#### [Data excerpts]
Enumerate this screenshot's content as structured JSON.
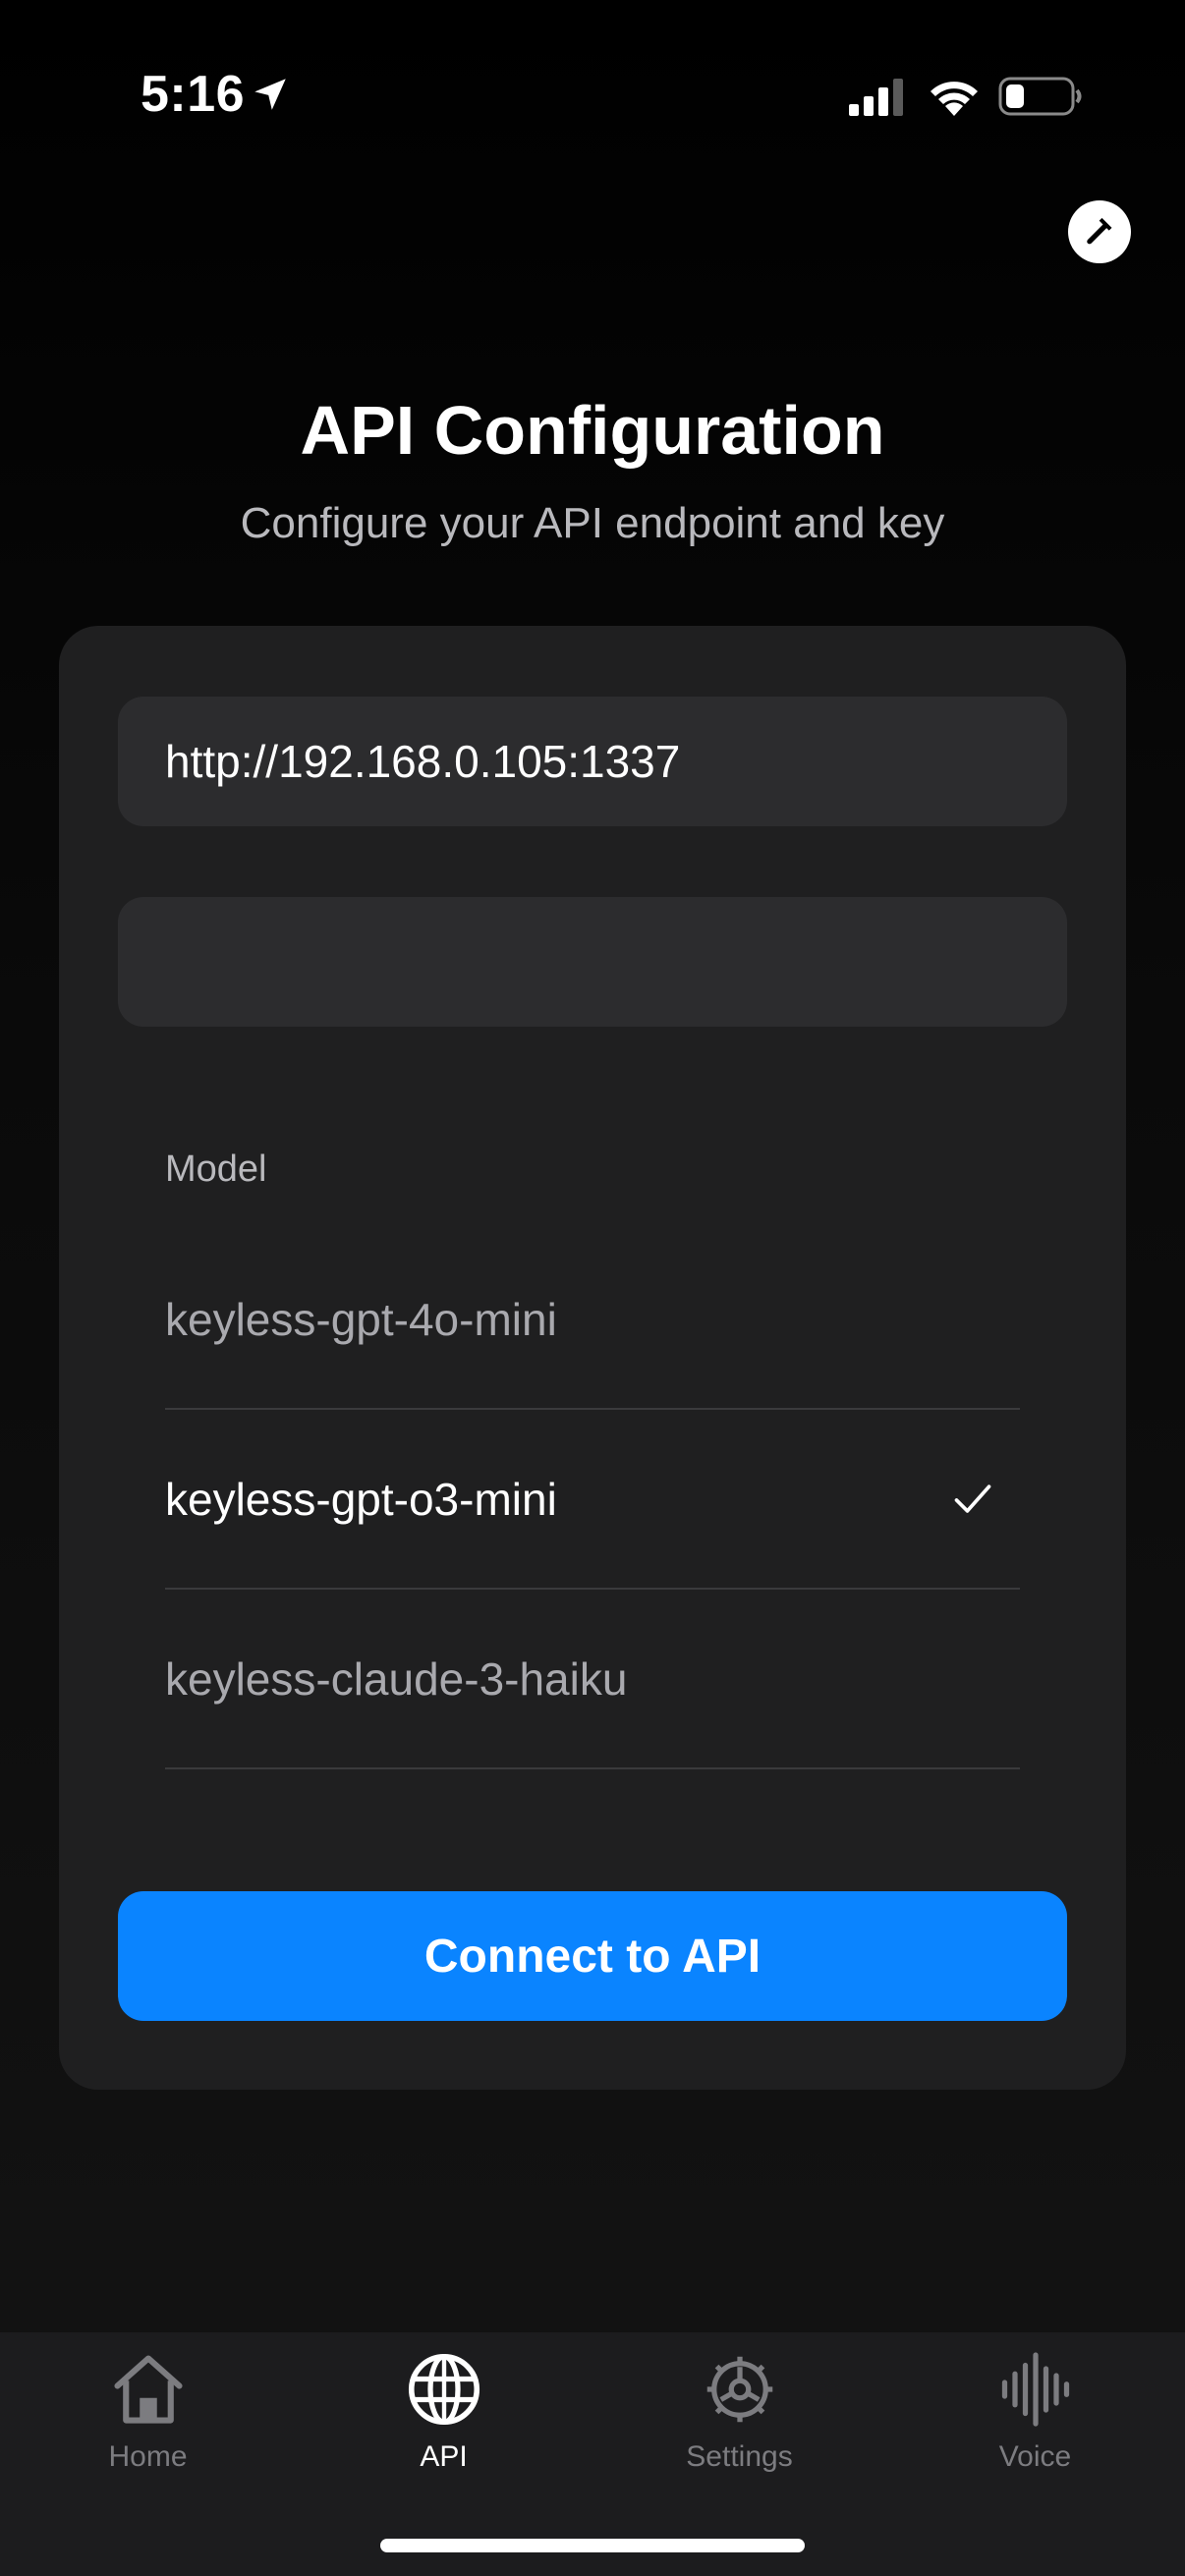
{
  "status_bar": {
    "time": "5:16",
    "icons": [
      "location-arrow-icon",
      "cellular-signal-icon",
      "wifi-icon",
      "battery-icon"
    ],
    "battery_level": 0.25
  },
  "toolbar": {
    "dev_button_icon": "hammer-icon"
  },
  "header": {
    "title": "API Configuration",
    "subtitle": "Configure your API endpoint and key"
  },
  "form": {
    "endpoint_value": "http://192.168.0.105:1337",
    "api_key_value": "",
    "model_label": "Model",
    "models": [
      {
        "name": "keyless-gpt-4o-mini",
        "selected": false
      },
      {
        "name": "keyless-gpt-o3-mini",
        "selected": true
      },
      {
        "name": "keyless-claude-3-haiku",
        "selected": false
      }
    ],
    "connect_label": "Connect to API"
  },
  "tabs": [
    {
      "label": "Home",
      "icon": "house-icon",
      "active": false
    },
    {
      "label": "API",
      "icon": "globe-icon",
      "active": true
    },
    {
      "label": "Settings",
      "icon": "gear-icon",
      "active": false
    },
    {
      "label": "Voice",
      "icon": "waveform-icon",
      "active": false
    }
  ],
  "colors": {
    "accent": "#0a84ff",
    "background": "#000000",
    "card": "#1f1f20",
    "field": "#2c2c2e"
  }
}
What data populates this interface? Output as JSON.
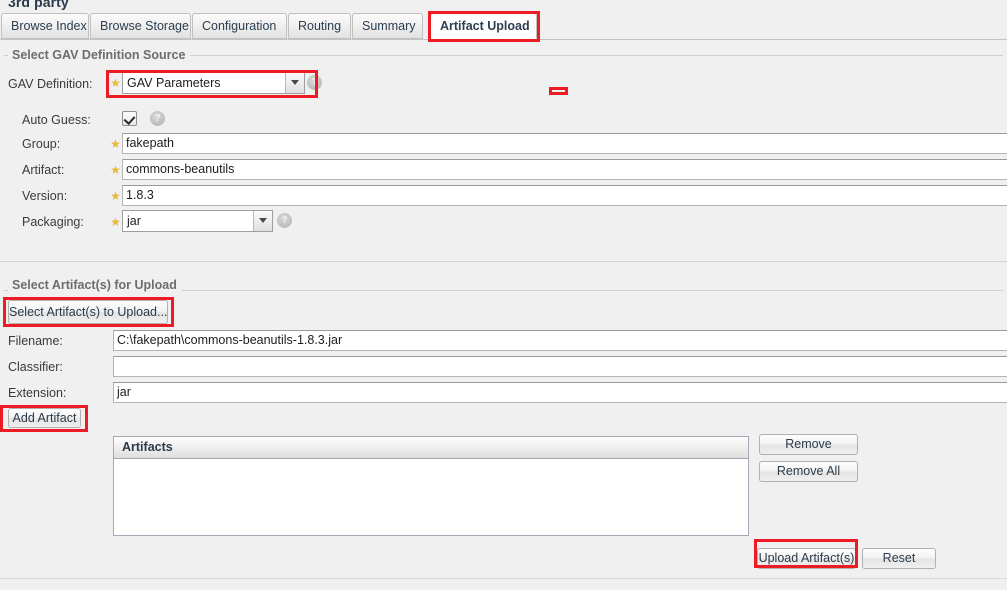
{
  "page": {
    "heading": "3rd party",
    "accent_red": "#ed1c24",
    "background": "#f0f0f0"
  },
  "tabs": [
    {
      "label": "Browse Index",
      "active": false
    },
    {
      "label": "Browse Storage",
      "active": false
    },
    {
      "label": "Configuration",
      "active": false
    },
    {
      "label": "Routing",
      "active": false
    },
    {
      "label": "Summary",
      "active": false
    },
    {
      "label": "Artifact Upload",
      "active": true
    }
  ],
  "gav_section": {
    "legend": "Select GAV Definition Source",
    "gav_definition": {
      "label": "GAV Definition:",
      "required_marker": "★",
      "value": "GAV Parameters",
      "help_glyph": "?"
    },
    "auto_guess": {
      "label": "Auto Guess:",
      "checked": true,
      "help_glyph": "?"
    },
    "fields": [
      {
        "label": "Group:",
        "value": "fakepath",
        "required": true
      },
      {
        "label": "Artifact:",
        "value": "commons-beanutils",
        "required": true
      },
      {
        "label": "Version:",
        "value": "1.8.3",
        "required": true
      }
    ],
    "packaging": {
      "label": "Packaging:",
      "value": "jar",
      "required": true,
      "help_glyph": "?"
    }
  },
  "artifact_section": {
    "legend": "Select Artifact(s) for Upload",
    "select_button": "Select Artifact(s) to Upload...",
    "fields": [
      {
        "label": "Filename:",
        "value": "C:\\fakepath\\commons-beanutils-1.8.3.jar"
      },
      {
        "label": "Classifier:",
        "value": ""
      },
      {
        "label": "Extension:",
        "value": "jar"
      }
    ],
    "add_button": "Add Artifact",
    "grid": {
      "header": "Artifacts",
      "rows": []
    },
    "remove_button": "Remove",
    "remove_all_button": "Remove All",
    "upload_button": "Upload Artifact(s)",
    "reset_button": "Reset"
  }
}
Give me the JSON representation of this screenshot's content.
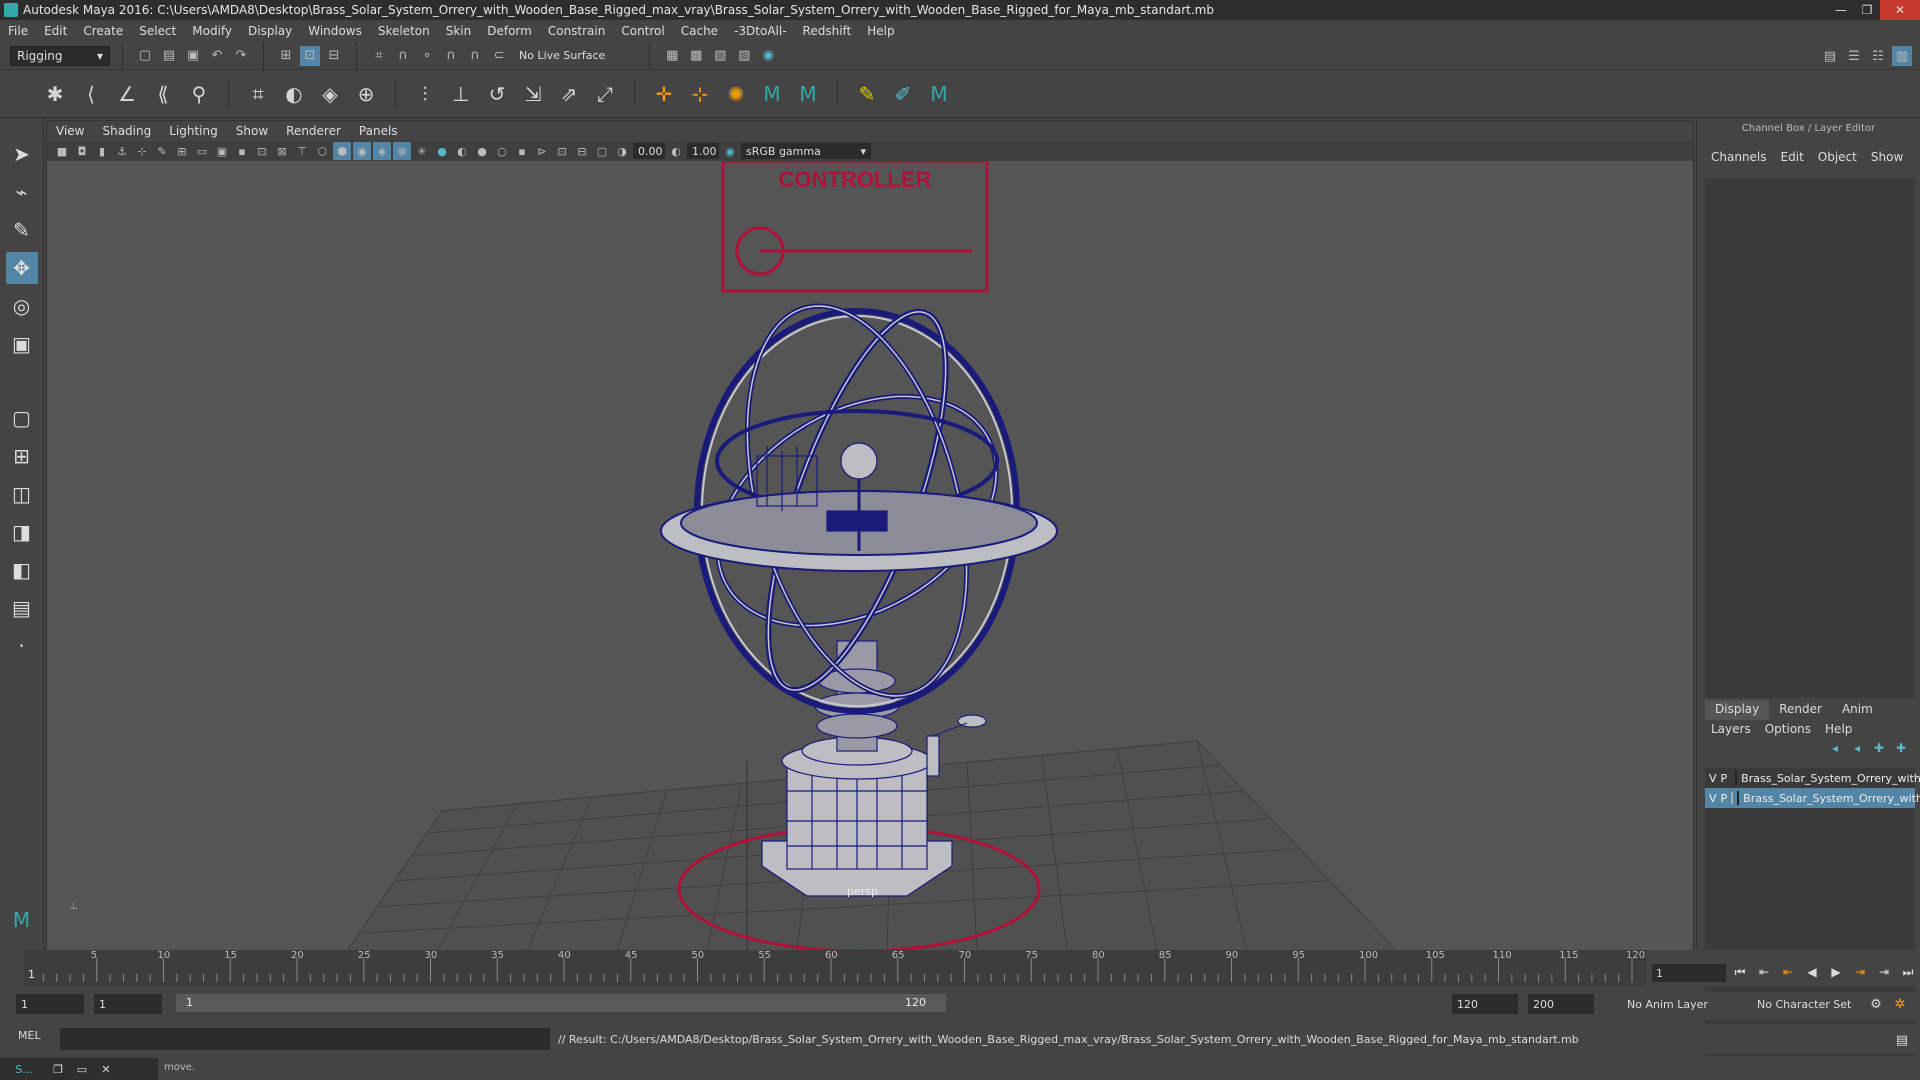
{
  "window": {
    "title": "Autodesk Maya 2016: C:\\Users\\AMDA8\\Desktop\\Brass_Solar_System_Orrery_with_Wooden_Base_Rigged_max_vray\\Brass_Solar_System_Orrery_with_Wooden_Base_Rigged_for_Maya_mb_standart.mb",
    "min": "—",
    "max": "❐",
    "close": "✕"
  },
  "menubar": [
    "File",
    "Edit",
    "Create",
    "Select",
    "Modify",
    "Display",
    "Windows",
    "Skeleton",
    "Skin",
    "Deform",
    "Constrain",
    "Control",
    "Cache",
    "-3DtoAll-",
    "Redshift",
    "Help"
  ],
  "status": {
    "menuset": "Rigging",
    "live_surface": "No Live Surface"
  },
  "viewport": {
    "menu": [
      "View",
      "Shading",
      "Lighting",
      "Show",
      "Renderer",
      "Panels"
    ],
    "field_a": "0.00",
    "field_b": "1.00",
    "color_space": "sRGB gamma",
    "camera": "persp",
    "controller_label": "CONTROLLER"
  },
  "channelbox": {
    "title": "Channel Box / Layer Editor",
    "tabs": [
      "Channels",
      "Edit",
      "Object",
      "Show"
    ]
  },
  "layer_editor": {
    "tabs": [
      "Display",
      "Render",
      "Anim"
    ],
    "menu": [
      "Layers",
      "Options",
      "Help"
    ],
    "layers": [
      {
        "v": "V",
        "p": "P",
        "name": "Brass_Solar_System_Orrery_with",
        "color": "#1a1a7a"
      },
      {
        "v": "V",
        "p": "P",
        "name": "Brass_Solar_System_Orrery_with",
        "color": "#b0103a"
      }
    ]
  },
  "timeline": {
    "ticks": [
      "5",
      "10",
      "15",
      "20",
      "25",
      "30",
      "35",
      "40",
      "45",
      "50",
      "55",
      "60",
      "65",
      "70",
      "75",
      "80",
      "85",
      "90",
      "95",
      "100",
      "105",
      "110",
      "115",
      "120"
    ],
    "start_label": "1",
    "current_frame": "1"
  },
  "range": {
    "start": "1",
    "playback_start": "1",
    "range_start_inner": "1",
    "range_end_inner": "120",
    "playback_end": "120",
    "end": "200",
    "anim_layer": "No Anim Layer",
    "character_set": "No Character Set"
  },
  "command": {
    "lang": "MEL",
    "result": "// Result: C:/Users/AMDA8/Desktop/Brass_Solar_System_Orrery_with_Wooden_Base_Rigged_max_vray/Brass_Solar_System_Orrery_with_Wooden_Base_Rigged_for_Maya_mb_standart.mb"
  },
  "help": {
    "text": "move."
  },
  "taskbar": {
    "app_label": "S..."
  }
}
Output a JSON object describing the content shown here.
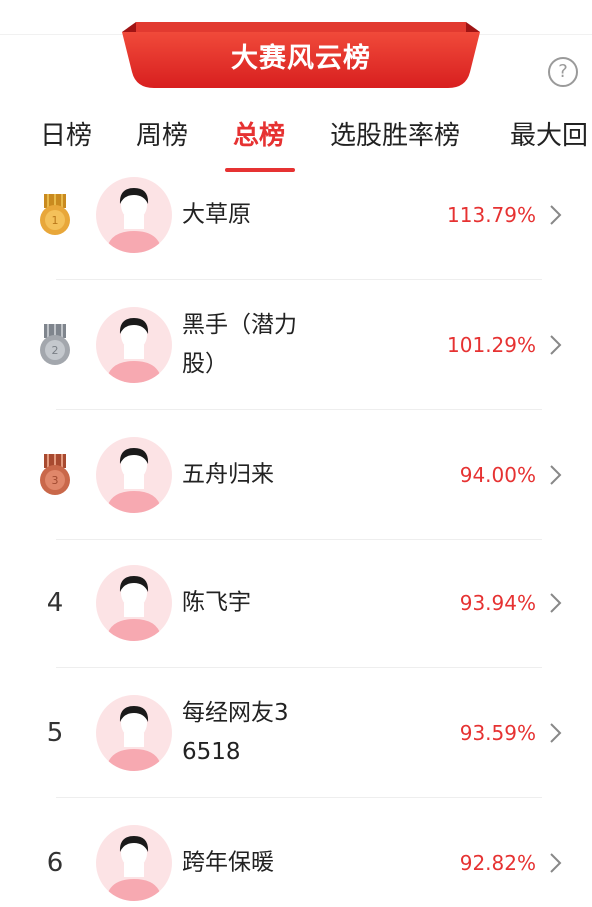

#### [Exercise goal]
Repeat the records in full, exactly as they appear, without the pictures.

#### [Result of the task]
Enumerate this screenshot's content as structured JSON.
{
  "status_bar": {
    "time": "5:16",
    "icons": [
      "location-arrow-icon",
      "cellular-signal-icon",
      "wifi-icon",
      "battery-icon"
    ],
    "battery_level": 0.25
  },
  "toolbar": {
    "dev_button_icon": "hammer-icon"
  },
  "header": {
    "title": "API Configuration",
    "subtitle": "Configure your API endpoint and key"
  },
  "form": {
    "endpoint_value": "http://192.168.0.105:1337",
    "api_key_value": "",
    "model_label": "Model",
    "models": [
      {
        "name": "keyless-gpt-4o-mini",
        "selected": false
      },
      {
        "name": "keyless-gpt-o3-mini",
        "selected": true
      },
      {
        "name": "keyless-claude-3-haiku",
        "selected": false
      }
    ],
    "connect_label": "Connect to API"
  },
  "tabs": [
    {
      "label": "Home",
      "icon": "house-icon",
      "active": false
    },
    {
      "label": "API",
      "icon": "globe-icon",
      "active": true
    },
    {
      "label": "Settings",
      "icon": "gear-icon",
      "active": false
    },
    {
      "label": "Voice",
      "icon": "waveform-icon",
      "active": false
    }
  ],
  "colors": {
    "accent": "#0a84ff",
    "background": "#000000",
    "card": "#1f1f20",
    "field": "#2c2c2e"
  }
}
What data populates this interface? Output as JSON.
{
  "page": {
    "heading": "3rd party",
    "accent_red": "#ed1c24",
    "background": "#f0f0f0"
  },
  "tabs": [
    {
      "label": "Browse Index",
      "active": false
    },
    {
      "label": "Browse Storage",
      "active": false
    },
    {
      "label": "Configuration",
      "active": false
    },
    {
      "label": "Routing",
      "active": false
    },
    {
      "label": "Summary",
      "active": false
    },
    {
      "label": "Artifact Upload",
      "active": true
    }
  ],
  "gav_section": {
    "legend": "Select GAV Definition Source",
    "gav_definition": {
      "label": "GAV Definition:",
      "required_marker": "★",
      "value": "GAV Parameters",
      "help_glyph": "?"
    },
    "auto_guess": {
      "label": "Auto Guess:",
      "checked": true,
      "help_glyph": "?"
    },
    "fields": [
      {
        "label": "Group:",
        "value": "fakepath",
        "required": true
      },
      {
        "label": "Artifact:",
        "value": "commons-beanutils",
        "required": true
      },
      {
        "label": "Version:",
        "value": "1.8.3",
        "required": true
      }
    ],
    "packaging": {
      "label": "Packaging:",
      "value": "jar",
      "required": true,
      "help_glyph": "?"
    }
  },
  "artifact_section": {
    "legend": "Select Artifact(s) for Upload",
    "select_button": "Select Artifact(s) to Upload...",
    "fields": [
      {
        "label": "Filename:",
        "value": "C:\\fakepath\\commons-beanutils-1.8.3.jar"
      },
      {
        "label": "Classifier:",
        "value": ""
      },
      {
        "label": "Extension:",
        "value": "jar"
      }
    ],
    "add_button": "Add Artifact",
    "grid": {
      "header": "Artifacts",
      "rows": []
    },
    "remove_button": "Remove",
    "remove_all_button": "Remove All",
    "upload_button": "Upload Artifact(s)",
    "reset_button": "Reset"
  }
}
Give me the JSON representation of this screenshot's content.
{
  "window": {
    "title": "Autodesk Maya 2016: C:\\Users\\AMDA8\\Desktop\\Brass_Solar_System_Orrery_with_Wooden_Base_Rigged_max_vray\\Brass_Solar_System_Orrery_with_Wooden_Base_Rigged_for_Maya_mb_standart.mb",
    "min": "—",
    "max": "❐",
    "close": "✕"
  },
  "menubar": [
    "File",
    "Edit",
    "Create",
    "Select",
    "Modify",
    "Display",
    "Windows",
    "Skeleton",
    "Skin",
    "Deform",
    "Constrain",
    "Control",
    "Cache",
    "-3DtoAll-",
    "Redshift",
    "Help"
  ],
  "status": {
    "menuset": "Rigging",
    "live_surface": "No Live Surface"
  },
  "viewport": {
    "menu": [
      "View",
      "Shading",
      "Lighting",
      "Show",
      "Renderer",
      "Panels"
    ],
    "field_a": "0.00",
    "field_b": "1.00",
    "color_space": "sRGB gamma",
    "camera": "persp",
    "controller_label": "CONTROLLER"
  },
  "channelbox": {
    "title": "Channel Box / Layer Editor",
    "tabs": [
      "Channels",
      "Edit",
      "Object",
      "Show"
    ]
  },
  "layer_editor": {
    "tabs": [
      "Display",
      "Render",
      "Anim"
    ],
    "menu": [
      "Layers",
      "Options",
      "Help"
    ],
    "layers": [
      {
        "v": "V",
        "p": "P",
        "name": "Brass_Solar_System_Orrery_with",
        "color": "#1a1a7a"
      },
      {
        "v": "V",
        "p": "P",
        "name": "Brass_Solar_System_Orrery_with",
        "color": "#b0103a"
      }
    ]
  },
  "timeline": {
    "ticks": [
      "5",
      "10",
      "15",
      "20",
      "25",
      "30",
      "35",
      "40",
      "45",
      "50",
      "55",
      "60",
      "65",
      "70",
      "75",
      "80",
      "85",
      "90",
      "95",
      "100",
      "105",
      "110",
      "115",
      "120"
    ],
    "start_label": "1",
    "current_frame": "1"
  },
  "range": {
    "start": "1",
    "playback_start": "1",
    "range_start_inner": "1",
    "range_end_inner": "120",
    "playback_end": "120",
    "end": "200",
    "anim_layer": "No Anim Layer",
    "character_set": "No Character Set"
  },
  "command": {
    "lang": "MEL",
    "result": "// Result: C:/Users/AMDA8/Desktop/Brass_Solar_System_Orrery_with_Wooden_Base_Rigged_max_vray/Brass_Solar_System_Orrery_with_Wooden_Base_Rigged_for_Maya_mb_standart.mb"
  },
  "help": {
    "text": "move."
  },
  "taskbar": {
    "app_label": "S..."
  }
}
Output a JSON object describing the content shown here.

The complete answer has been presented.